### TEXT BLOCK
Eight members of the same family, including five children, were killed in an airstrike Wednesday night. The Israeli military said it assessed that the building in the Dayr al-Balah neighborhood in Gaza was empty.
The family’s killing sparked criticisms from Palestinian officials and citizens as well as UN Special Coordinator for the Middle East Nickolay Mladenov.
“There is no justification to attacking civilians in Gaza, or elsewhere! Such a tragedy! My heartfelt condolences to the family of al-Sawarkah & I wish a speedy recovery to the injured. I call on Israel to move swiftly with its investigation,” Mladenov tweeted.
A neighbor told Haaretz that the family had lived in the building for “over 20 years,” adding that they were “known as simple people, living in shacks and making their living off herding and some agriculture, nothing beyond that. They … didn’t come here recently or were moved here by anyone.”

### TASKS AND EXERCISES
1. In the passage about the Gaza airstrike, how long did the neighbor tell Haaretz the family had lived in the building?
2. Print the section of the Gaza airstrike passage starting at "The family’s killing" and ending at "East Nickolay Mladenov.".
3. Continue the Gaza airstrike passage from the point after its final sentence.

### DATA SEGMENT
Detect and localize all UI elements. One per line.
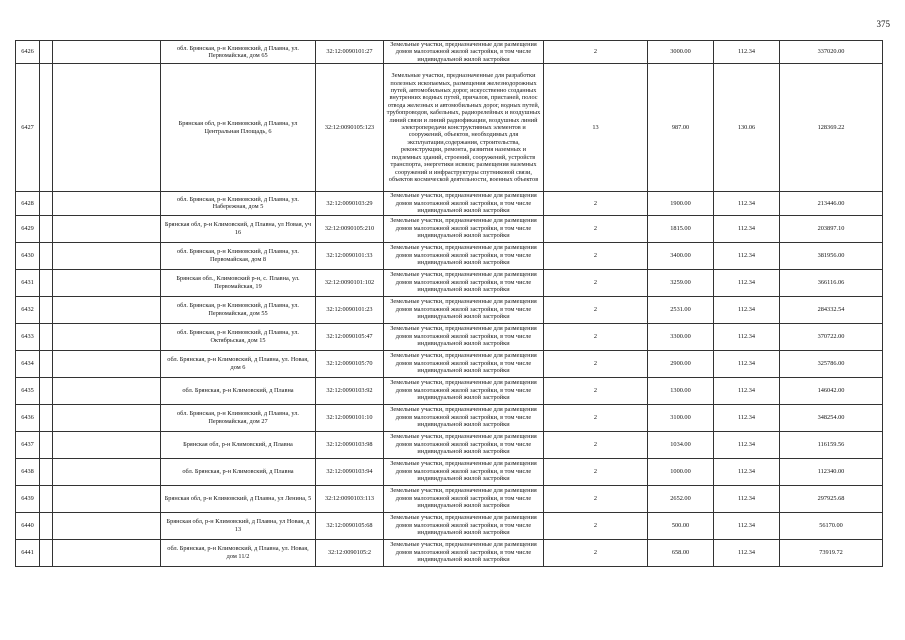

### RESULTS BY TASK
1. Over 20 years.

2.
The family’s killing sparked criticisms from Palestinian officials and citizens as well as UN Special Coordinator for the Middle East Nickolay Mladenov.

3.
“This was a very simple, poor family, who lived from hand to mouth in a tin shack, with no water or electricity,” another neighbor said. “They lived of herding sheep and were known as simple, poor people. Is this the way the head of a rocket unit or a senior Islamic Jihad officer lives?”
Islamic Jihad retaliated with a salvo of missiles, firing over 450 rockets and mortar shells into Israeli towns and cities as far as Tel Aviv, which killed at least one and injured dozens and forced Israel to submit to a ceasefire.
On Thursday morning, Islamic Jihad said it had set conditions on accepting the ceasefire, which was mediated by Egypt and the UN, and that Israel had agreed on the conditions.
According to Khader Habib, a senior leader in Islamic Jihad, Israel had agreed to immediately halt its attacks on Gaza, including airstrikes and targeted killings, and cease to use live ammunition against protesters in the Palestinian enclave.
“The Palestinian resistance achieved a great victory as it had a pledge from Israel to stop its air strikes, assassinations and using live ammunition against Gaza protesters,” Habib told the Middle East Eye.
“The Palestinian resistance caused much harm to the Israeli occupation. Israel had a lesson that targeting Palestinian leaders will have destructive consequences.